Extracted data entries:
──────────────────────────────
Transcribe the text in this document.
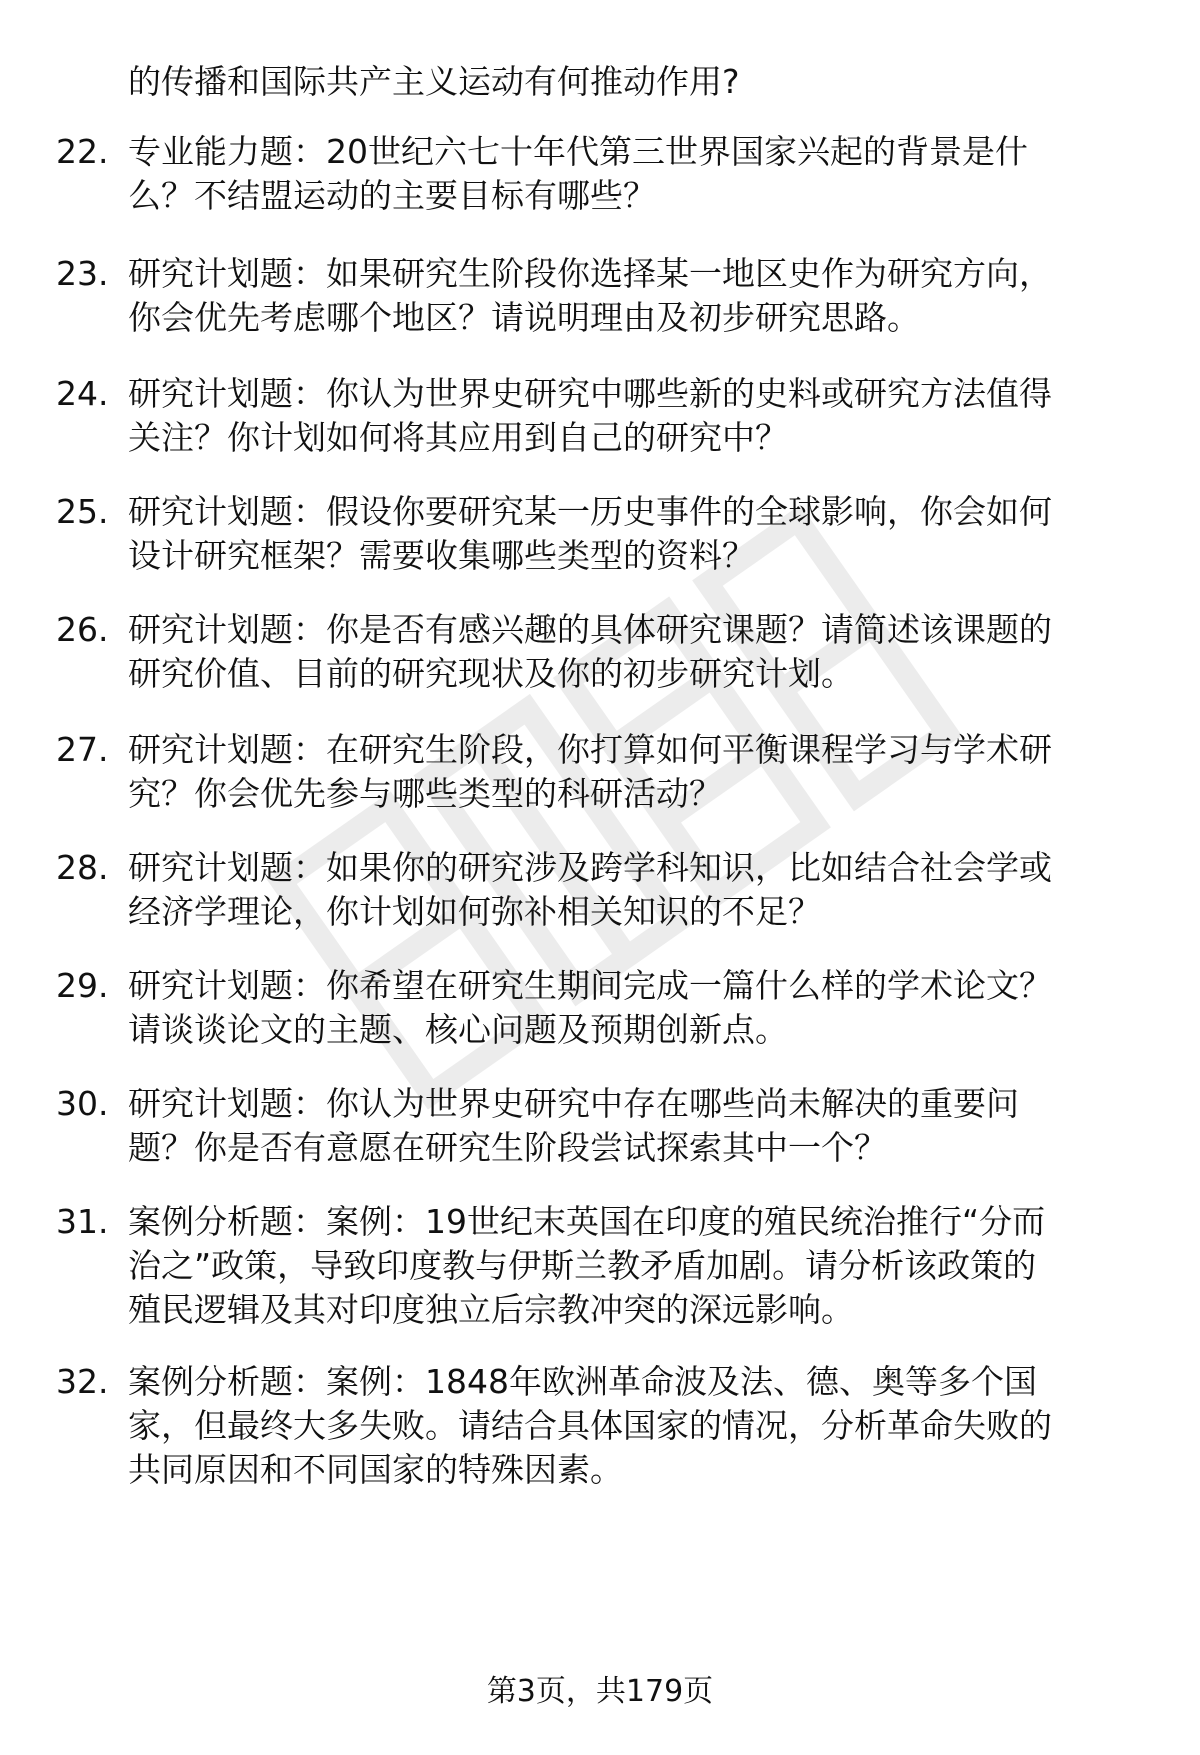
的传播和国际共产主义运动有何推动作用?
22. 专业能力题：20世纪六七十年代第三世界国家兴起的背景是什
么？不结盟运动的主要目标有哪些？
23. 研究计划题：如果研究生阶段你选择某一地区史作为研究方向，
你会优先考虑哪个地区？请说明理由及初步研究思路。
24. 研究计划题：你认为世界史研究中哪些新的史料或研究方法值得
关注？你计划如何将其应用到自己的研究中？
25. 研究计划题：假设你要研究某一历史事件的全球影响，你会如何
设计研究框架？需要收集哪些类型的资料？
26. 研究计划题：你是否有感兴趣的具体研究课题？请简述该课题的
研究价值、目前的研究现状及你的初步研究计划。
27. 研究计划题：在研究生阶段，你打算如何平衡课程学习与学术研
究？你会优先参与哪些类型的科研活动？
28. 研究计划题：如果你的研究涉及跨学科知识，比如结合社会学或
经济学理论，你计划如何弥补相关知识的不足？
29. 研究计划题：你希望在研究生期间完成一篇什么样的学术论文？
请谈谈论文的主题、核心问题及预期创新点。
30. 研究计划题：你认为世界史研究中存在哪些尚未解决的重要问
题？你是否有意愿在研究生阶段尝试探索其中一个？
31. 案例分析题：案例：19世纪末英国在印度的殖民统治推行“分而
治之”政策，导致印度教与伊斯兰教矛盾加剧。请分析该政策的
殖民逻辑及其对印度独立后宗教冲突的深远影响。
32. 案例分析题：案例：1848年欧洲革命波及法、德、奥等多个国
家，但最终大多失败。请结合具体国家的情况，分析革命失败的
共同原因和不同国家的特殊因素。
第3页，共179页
──────────────────────────────
What to do:
Every record above should come back exactly, but without its pictures.

Written answer:
Transcribe the text in this document.
的传播和国际共产主义运动有何推动作用?
22. 专业能力题：20世纪六七十年代第三世界国家兴起的背景是什
么？不结盟运动的主要目标有哪些？
23. 研究计划题：如果研究生阶段你选择某一地区史作为研究方向，
你会优先考虑哪个地区？请说明理由及初步研究思路。
24. 研究计划题：你认为世界史研究中哪些新的史料或研究方法值得
关注？你计划如何将其应用到自己的研究中？
25. 研究计划题：假设你要研究某一历史事件的全球影响，你会如何
设计研究框架？需要收集哪些类型的资料？
26. 研究计划题：你是否有感兴趣的具体研究课题？请简述该课题的
研究价值、目前的研究现状及你的初步研究计划。
27. 研究计划题：在研究生阶段，你打算如何平衡课程学习与学术研
究？你会优先参与哪些类型的科研活动？
28. 研究计划题：如果你的研究涉及跨学科知识，比如结合社会学或
经济学理论，你计划如何弥补相关知识的不足？
29. 研究计划题：你希望在研究生期间完成一篇什么样的学术论文？
请谈谈论文的主题、核心问题及预期创新点。
30. 研究计划题：你认为世界史研究中存在哪些尚未解决的重要问
题？你是否有意愿在研究生阶段尝试探索其中一个？
31. 案例分析题：案例：19世纪末英国在印度的殖民统治推行“分而
治之”政策，导致印度教与伊斯兰教矛盾加剧。请分析该政策的
殖民逻辑及其对印度独立后宗教冲突的深远影响。
32. 案例分析题：案例：1848年欧洲革命波及法、德、奥等多个国
家，但最终大多失败。请结合具体国家的情况，分析革命失败的
共同原因和不同国家的特殊因素。
第3页，共179页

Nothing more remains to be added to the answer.